● **Given request**
In how many lines of the data does the word "month" appear? Give the number by itself.

[Collected data entries]
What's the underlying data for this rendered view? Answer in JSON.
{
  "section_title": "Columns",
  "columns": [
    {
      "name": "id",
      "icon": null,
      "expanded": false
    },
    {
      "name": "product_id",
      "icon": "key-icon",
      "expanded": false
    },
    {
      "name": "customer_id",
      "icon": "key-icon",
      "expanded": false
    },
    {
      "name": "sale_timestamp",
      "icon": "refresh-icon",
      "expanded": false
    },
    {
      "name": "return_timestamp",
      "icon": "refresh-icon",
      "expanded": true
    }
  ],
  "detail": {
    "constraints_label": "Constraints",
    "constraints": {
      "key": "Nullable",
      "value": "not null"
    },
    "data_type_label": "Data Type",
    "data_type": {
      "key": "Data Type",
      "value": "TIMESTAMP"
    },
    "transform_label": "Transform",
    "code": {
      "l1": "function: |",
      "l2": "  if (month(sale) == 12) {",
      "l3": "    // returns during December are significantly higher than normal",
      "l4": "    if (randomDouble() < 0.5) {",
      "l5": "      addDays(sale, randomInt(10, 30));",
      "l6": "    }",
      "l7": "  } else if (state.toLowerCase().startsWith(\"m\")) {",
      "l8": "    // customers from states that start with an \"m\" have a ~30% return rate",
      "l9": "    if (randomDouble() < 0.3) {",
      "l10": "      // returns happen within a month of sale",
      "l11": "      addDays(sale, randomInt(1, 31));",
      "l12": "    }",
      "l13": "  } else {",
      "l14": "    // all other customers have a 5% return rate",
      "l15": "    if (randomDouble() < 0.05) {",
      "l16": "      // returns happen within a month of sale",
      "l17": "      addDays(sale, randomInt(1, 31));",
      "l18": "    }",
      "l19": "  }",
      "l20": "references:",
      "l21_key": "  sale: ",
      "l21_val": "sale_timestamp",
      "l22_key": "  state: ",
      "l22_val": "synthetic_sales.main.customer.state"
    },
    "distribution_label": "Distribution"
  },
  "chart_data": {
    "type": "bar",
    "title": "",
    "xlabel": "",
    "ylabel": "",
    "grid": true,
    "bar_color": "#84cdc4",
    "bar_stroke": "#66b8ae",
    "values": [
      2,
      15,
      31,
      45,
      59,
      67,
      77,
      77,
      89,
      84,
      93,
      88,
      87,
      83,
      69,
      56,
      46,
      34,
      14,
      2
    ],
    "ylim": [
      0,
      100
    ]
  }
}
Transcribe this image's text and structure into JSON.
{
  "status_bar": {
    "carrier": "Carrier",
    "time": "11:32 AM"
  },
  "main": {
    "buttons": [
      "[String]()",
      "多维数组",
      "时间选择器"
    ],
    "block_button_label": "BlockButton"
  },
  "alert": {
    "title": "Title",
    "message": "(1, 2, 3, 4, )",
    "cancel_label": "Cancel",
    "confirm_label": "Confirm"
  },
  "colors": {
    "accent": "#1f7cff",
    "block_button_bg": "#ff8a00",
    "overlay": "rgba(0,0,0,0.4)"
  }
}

● **Finished answer**
3